Data supplied
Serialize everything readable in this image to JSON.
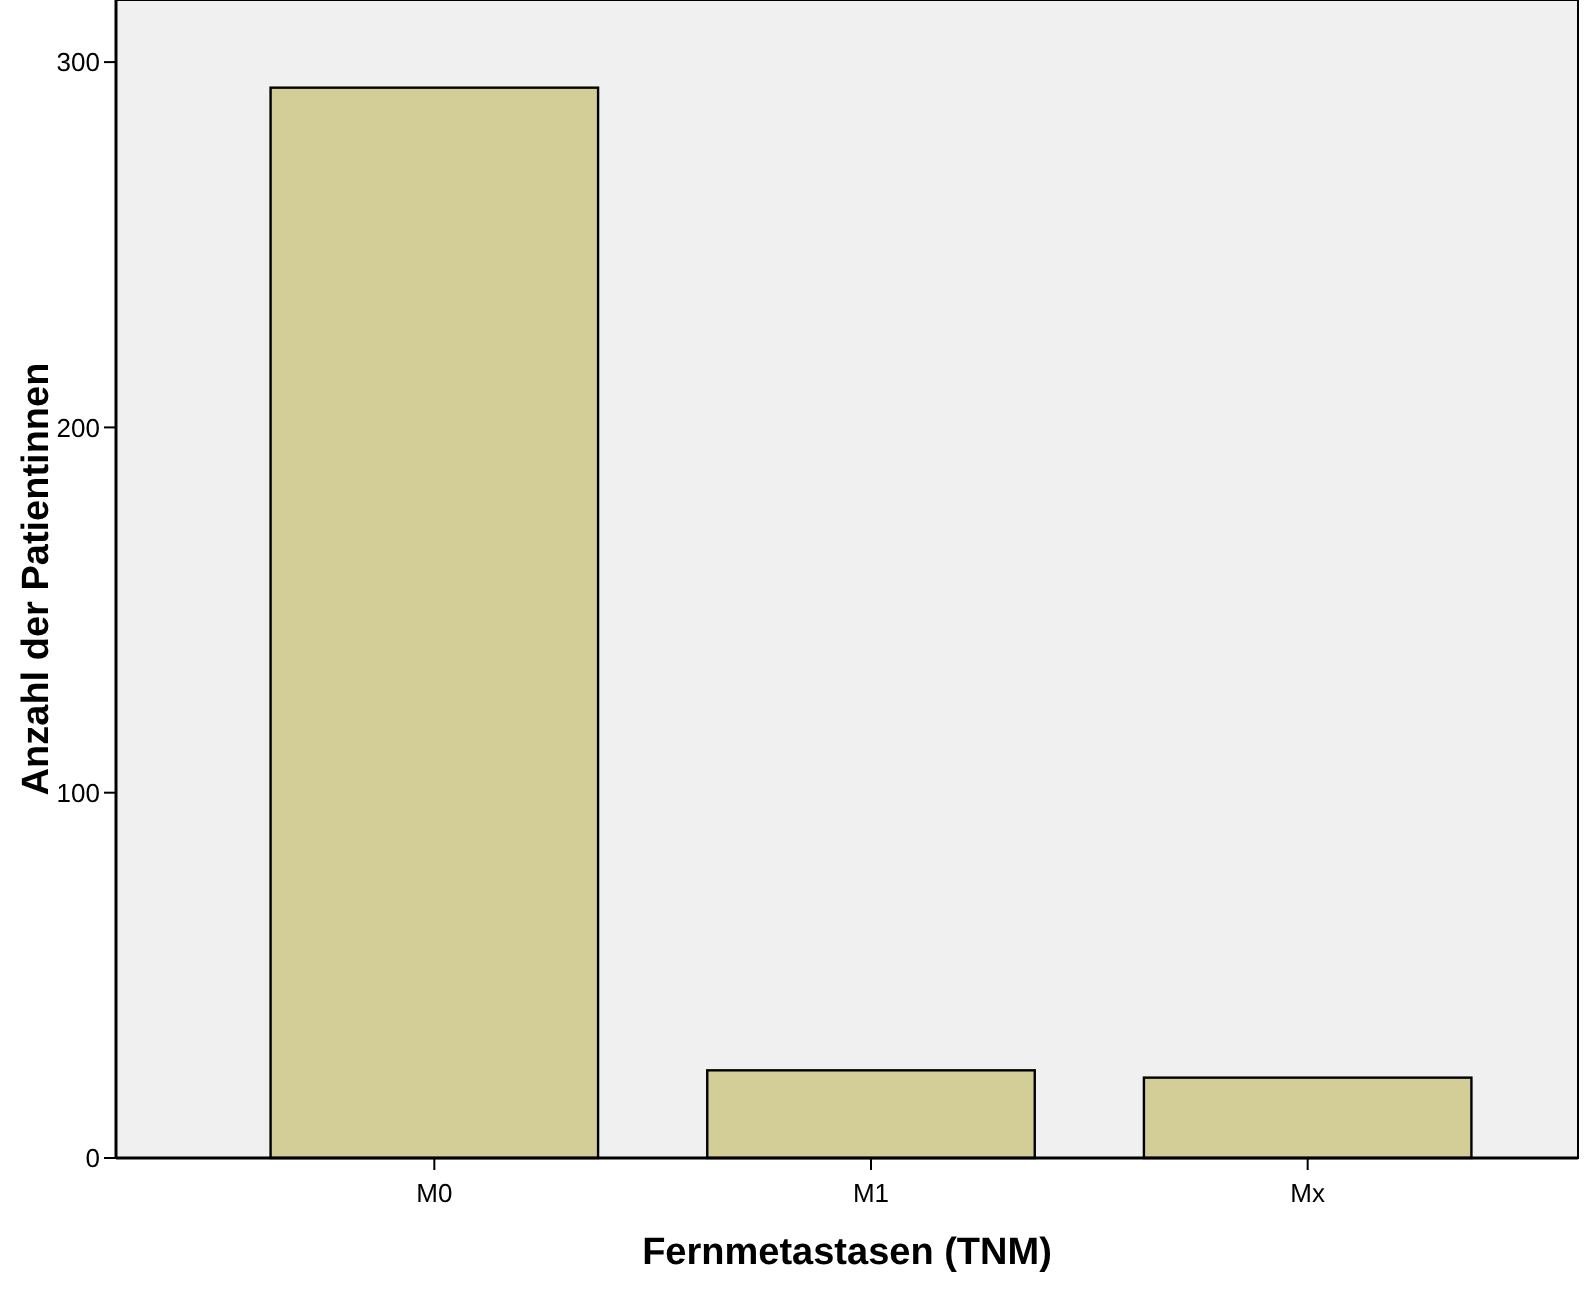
{
  "chart_data": {
    "type": "bar",
    "xlabel": "Fernmetastasen (TNM)",
    "ylabel": "Anzahl der Patientinnen",
    "categories": [
      "M0",
      "M1",
      "Mx"
    ],
    "values": [
      293,
      24,
      22
    ],
    "color": "#d3ce98",
    "ylim": [
      0,
      317
    ],
    "yticks": [
      0,
      100,
      200,
      300
    ],
    "grid": false
  }
}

Given request
The data above should be repeated exactly, minus any pictures.

Output
Serialize everything readable in this image to JSON.
{
  "chart_data": {
    "type": "bar",
    "xlabel": "Fernmetastasen (TNM)",
    "ylabel": "Anzahl der Patientinnen",
    "categories": [
      "M0",
      "M1",
      "Mx"
    ],
    "values": [
      293,
      24,
      22
    ],
    "color": "#d3ce98",
    "ylim": [
      0,
      317
    ],
    "yticks": [
      0,
      100,
      200,
      300
    ],
    "grid": false
  }
}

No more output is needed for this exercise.